WHAT TO DO: What follows is a block of records; reproduce all of it verbatim.

(Dataset excerpt)
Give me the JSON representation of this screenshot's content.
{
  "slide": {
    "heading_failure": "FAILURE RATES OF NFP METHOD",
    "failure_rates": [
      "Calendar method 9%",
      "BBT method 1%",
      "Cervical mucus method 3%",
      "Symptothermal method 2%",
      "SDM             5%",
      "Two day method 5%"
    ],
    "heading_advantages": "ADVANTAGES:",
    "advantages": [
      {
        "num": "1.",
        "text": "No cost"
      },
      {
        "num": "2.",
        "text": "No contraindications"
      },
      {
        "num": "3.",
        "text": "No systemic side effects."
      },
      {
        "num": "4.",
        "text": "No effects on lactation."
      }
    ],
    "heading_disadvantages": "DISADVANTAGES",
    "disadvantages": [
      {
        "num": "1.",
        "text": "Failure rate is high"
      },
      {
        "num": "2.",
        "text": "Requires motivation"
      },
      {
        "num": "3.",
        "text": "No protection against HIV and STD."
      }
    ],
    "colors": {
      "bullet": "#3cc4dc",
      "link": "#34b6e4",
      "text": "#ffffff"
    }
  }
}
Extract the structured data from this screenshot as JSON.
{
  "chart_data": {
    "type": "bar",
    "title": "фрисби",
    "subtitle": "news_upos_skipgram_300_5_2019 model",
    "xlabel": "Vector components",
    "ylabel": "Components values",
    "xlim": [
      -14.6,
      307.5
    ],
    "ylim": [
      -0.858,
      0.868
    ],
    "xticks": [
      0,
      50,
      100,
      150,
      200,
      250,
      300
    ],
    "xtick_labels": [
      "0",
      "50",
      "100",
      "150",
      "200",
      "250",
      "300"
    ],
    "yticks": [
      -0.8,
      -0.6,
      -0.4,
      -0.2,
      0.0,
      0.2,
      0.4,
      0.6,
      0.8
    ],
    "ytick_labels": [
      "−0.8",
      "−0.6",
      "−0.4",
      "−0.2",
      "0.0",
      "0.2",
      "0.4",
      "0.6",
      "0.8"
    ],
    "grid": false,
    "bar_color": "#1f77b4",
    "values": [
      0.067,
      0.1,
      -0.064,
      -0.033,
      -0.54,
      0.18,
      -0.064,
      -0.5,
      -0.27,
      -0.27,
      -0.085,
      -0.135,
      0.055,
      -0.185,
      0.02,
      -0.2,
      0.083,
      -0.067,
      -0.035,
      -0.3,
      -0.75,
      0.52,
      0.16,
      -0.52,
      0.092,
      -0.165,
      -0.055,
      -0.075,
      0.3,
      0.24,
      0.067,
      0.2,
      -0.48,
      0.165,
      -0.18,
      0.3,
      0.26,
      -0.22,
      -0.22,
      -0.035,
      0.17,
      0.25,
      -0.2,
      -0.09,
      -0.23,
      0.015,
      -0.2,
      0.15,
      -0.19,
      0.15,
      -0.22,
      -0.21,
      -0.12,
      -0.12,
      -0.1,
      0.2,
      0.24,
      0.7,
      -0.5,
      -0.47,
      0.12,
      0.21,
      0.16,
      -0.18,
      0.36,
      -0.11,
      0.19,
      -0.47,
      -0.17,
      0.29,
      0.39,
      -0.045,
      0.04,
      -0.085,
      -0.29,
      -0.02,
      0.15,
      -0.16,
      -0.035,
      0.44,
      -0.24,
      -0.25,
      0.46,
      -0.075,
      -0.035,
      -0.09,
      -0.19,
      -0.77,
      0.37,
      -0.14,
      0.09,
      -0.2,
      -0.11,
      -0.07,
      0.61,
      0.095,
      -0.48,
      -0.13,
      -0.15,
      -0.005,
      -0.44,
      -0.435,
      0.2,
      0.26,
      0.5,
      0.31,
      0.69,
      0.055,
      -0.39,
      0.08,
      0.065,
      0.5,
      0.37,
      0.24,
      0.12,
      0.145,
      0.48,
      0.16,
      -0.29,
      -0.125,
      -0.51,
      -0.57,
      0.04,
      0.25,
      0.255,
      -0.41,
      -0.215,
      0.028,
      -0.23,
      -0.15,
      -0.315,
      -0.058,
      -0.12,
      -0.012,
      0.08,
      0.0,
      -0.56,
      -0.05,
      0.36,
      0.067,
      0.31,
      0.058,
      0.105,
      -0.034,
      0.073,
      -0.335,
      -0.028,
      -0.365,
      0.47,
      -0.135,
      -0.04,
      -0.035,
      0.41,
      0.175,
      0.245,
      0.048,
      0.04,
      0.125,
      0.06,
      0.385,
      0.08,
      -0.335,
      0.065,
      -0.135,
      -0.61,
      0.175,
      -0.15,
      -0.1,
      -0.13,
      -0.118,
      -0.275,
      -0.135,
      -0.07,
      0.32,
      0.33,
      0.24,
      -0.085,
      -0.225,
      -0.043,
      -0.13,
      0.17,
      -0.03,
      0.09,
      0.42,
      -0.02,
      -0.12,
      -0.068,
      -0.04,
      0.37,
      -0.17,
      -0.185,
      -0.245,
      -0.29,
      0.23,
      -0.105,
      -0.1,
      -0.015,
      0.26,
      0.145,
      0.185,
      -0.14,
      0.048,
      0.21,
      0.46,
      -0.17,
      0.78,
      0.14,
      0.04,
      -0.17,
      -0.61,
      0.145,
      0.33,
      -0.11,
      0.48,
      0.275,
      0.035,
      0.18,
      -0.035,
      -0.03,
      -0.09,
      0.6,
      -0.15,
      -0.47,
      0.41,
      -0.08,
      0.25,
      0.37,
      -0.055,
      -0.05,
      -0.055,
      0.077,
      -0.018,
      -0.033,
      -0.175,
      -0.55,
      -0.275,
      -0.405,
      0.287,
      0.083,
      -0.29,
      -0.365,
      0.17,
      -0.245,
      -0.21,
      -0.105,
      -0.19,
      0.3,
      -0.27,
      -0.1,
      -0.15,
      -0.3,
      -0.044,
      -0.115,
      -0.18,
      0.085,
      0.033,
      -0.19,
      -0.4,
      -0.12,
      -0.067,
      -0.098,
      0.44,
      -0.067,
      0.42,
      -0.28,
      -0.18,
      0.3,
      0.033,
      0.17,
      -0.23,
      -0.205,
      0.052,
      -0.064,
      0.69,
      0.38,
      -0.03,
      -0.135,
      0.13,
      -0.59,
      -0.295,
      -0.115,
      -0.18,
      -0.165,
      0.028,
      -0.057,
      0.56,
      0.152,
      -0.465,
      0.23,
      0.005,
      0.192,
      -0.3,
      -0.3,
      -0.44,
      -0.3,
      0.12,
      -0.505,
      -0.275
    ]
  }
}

WRITTEN SOLUTION:
Give me the JSON representation of this screenshot's content.
{
  "slide": {
    "heading_failure": "FAILURE RATES OF NFP METHOD",
    "failure_rates": [
      "Calendar method 9%",
      "BBT method 1%",
      "Cervical mucus method 3%",
      "Symptothermal method 2%",
      "SDM             5%",
      "Two day method 5%"
    ],
    "heading_advantages": "ADVANTAGES:",
    "advantages": [
      {
        "num": "1.",
        "text": "No cost"
      },
      {
        "num": "2.",
        "text": "No contraindications"
      },
      {
        "num": "3.",
        "text": "No systemic side effects."
      },
      {
        "num": "4.",
        "text": "No effects on lactation."
      }
    ],
    "heading_disadvantages": "DISADVANTAGES",
    "disadvantages": [
      {
        "num": "1.",
        "text": "Failure rate is high"
      },
      {
        "num": "2.",
        "text": "Requires motivation"
      },
      {
        "num": "3.",
        "text": "No protection against HIV and STD."
      }
    ],
    "colors": {
      "bullet": "#3cc4dc",
      "link": "#34b6e4",
      "text": "#ffffff"
    }
  }
}
Extract the structured data from this screenshot as JSON.
{
  "chart_data": {
    "type": "bar",
    "title": "фрисби",
    "subtitle": "news_upos_skipgram_300_5_2019 model",
    "xlabel": "Vector components",
    "ylabel": "Components values",
    "xlim": [
      -14.6,
      307.5
    ],
    "ylim": [
      -0.858,
      0.868
    ],
    "xticks": [
      0,
      50,
      100,
      150,
      200,
      250,
      300
    ],
    "xtick_labels": [
      "0",
      "50",
      "100",
      "150",
      "200",
      "250",
      "300"
    ],
    "yticks": [
      -0.8,
      -0.6,
      -0.4,
      -0.2,
      0.0,
      0.2,
      0.4,
      0.6,
      0.8
    ],
    "ytick_labels": [
      "−0.8",
      "−0.6",
      "−0.4",
      "−0.2",
      "0.0",
      "0.2",
      "0.4",
      "0.6",
      "0.8"
    ],
    "grid": false,
    "bar_color": "#1f77b4",
    "values": [
      0.067,
      0.1,
      -0.064,
      -0.033,
      -0.54,
      0.18,
      -0.064,
      -0.5,
      -0.27,
      -0.27,
      -0.085,
      -0.135,
      0.055,
      -0.185,
      0.02,
      -0.2,
      0.083,
      -0.067,
      -0.035,
      -0.3,
      -0.75,
      0.52,
      0.16,
      -0.52,
      0.092,
      -0.165,
      -0.055,
      -0.075,
      0.3,
      0.24,
      0.067,
      0.2,
      -0.48,
      0.165,
      -0.18,
      0.3,
      0.26,
      -0.22,
      -0.22,
      -0.035,
      0.17,
      0.25,
      -0.2,
      -0.09,
      -0.23,
      0.015,
      -0.2,
      0.15,
      -0.19,
      0.15,
      -0.22,
      -0.21,
      -0.12,
      -0.12,
      -0.1,
      0.2,
      0.24,
      0.7,
      -0.5,
      -0.47,
      0.12,
      0.21,
      0.16,
      -0.18,
      0.36,
      -0.11,
      0.19,
      -0.47,
      -0.17,
      0.29,
      0.39,
      -0.045,
      0.04,
      -0.085,
      -0.29,
      -0.02,
      0.15,
      -0.16,
      -0.035,
      0.44,
      -0.24,
      -0.25,
      0.46,
      -0.075,
      -0.035,
      -0.09,
      -0.19,
      -0.77,
      0.37,
      -0.14,
      0.09,
      -0.2,
      -0.11,
      -0.07,
      0.61,
      0.095,
      -0.48,
      -0.13,
      -0.15,
      -0.005,
      -0.44,
      -0.435,
      0.2,
      0.26,
      0.5,
      0.31,
      0.69,
      0.055,
      -0.39,
      0.08,
      0.065,
      0.5,
      0.37,
      0.24,
      0.12,
      0.145,
      0.48,
      0.16,
      -0.29,
      -0.125,
      -0.51,
      -0.57,
      0.04,
      0.25,
      0.255,
      -0.41,
      -0.215,
      0.028,
      -0.23,
      -0.15,
      -0.315,
      -0.058,
      -0.12,
      -0.012,
      0.08,
      0.0,
      -0.56,
      -0.05,
      0.36,
      0.067,
      0.31,
      0.058,
      0.105,
      -0.034,
      0.073,
      -0.335,
      -0.028,
      -0.365,
      0.47,
      -0.135,
      -0.04,
      -0.035,
      0.41,
      0.175,
      0.245,
      0.048,
      0.04,
      0.125,
      0.06,
      0.385,
      0.08,
      -0.335,
      0.065,
      -0.135,
      -0.61,
      0.175,
      -0.15,
      -0.1,
      -0.13,
      -0.118,
      -0.275,
      -0.135,
      -0.07,
      0.32,
      0.33,
      0.24,
      -0.085,
      -0.225,
      -0.043,
      -0.13,
      0.17,
      -0.03,
      0.09,
      0.42,
      -0.02,
      -0.12,
      -0.068,
      -0.04,
      0.37,
      -0.17,
      -0.185,
      -0.245,
      -0.29,
      0.23,
      -0.105,
      -0.1,
      -0.015,
      0.26,
      0.145,
      0.185,
      -0.14,
      0.048,
      0.21,
      0.46,
      -0.17,
      0.78,
      0.14,
      0.04,
      -0.17,
      -0.61,
      0.145,
      0.33,
      -0.11,
      0.48,
      0.275,
      0.035,
      0.18,
      -0.035,
      -0.03,
      -0.09,
      0.6,
      -0.15,
      -0.47,
      0.41,
      -0.08,
      0.25,
      0.37,
      -0.055,
      -0.05,
      -0.055,
      0.077,
      -0.018,
      -0.033,
      -0.175,
      -0.55,
      -0.275,
      -0.405,
      0.287,
      0.083,
      -0.29,
      -0.365,
      0.17,
      -0.245,
      -0.21,
      -0.105,
      -0.19,
      0.3,
      -0.27,
      -0.1,
      -0.15,
      -0.3,
      -0.044,
      -0.115,
      -0.18,
      0.085,
      0.033,
      -0.19,
      -0.4,
      -0.12,
      -0.067,
      -0.098,
      0.44,
      -0.067,
      0.42,
      -0.28,
      -0.18,
      0.3,
      0.033,
      0.17,
      -0.23,
      -0.205,
      0.052,
      -0.064,
      0.69,
      0.38,
      -0.03,
      -0.135,
      0.13,
      -0.59,
      -0.295,
      -0.115,
      -0.18,
      -0.165,
      0.028,
      -0.057,
      0.56,
      0.152,
      -0.465,
      0.23,
      0.005,
      0.192,
      -0.3,
      -0.3,
      -0.44,
      -0.3,
      0.12,
      -0.505,
      -0.275
    ]
  }
}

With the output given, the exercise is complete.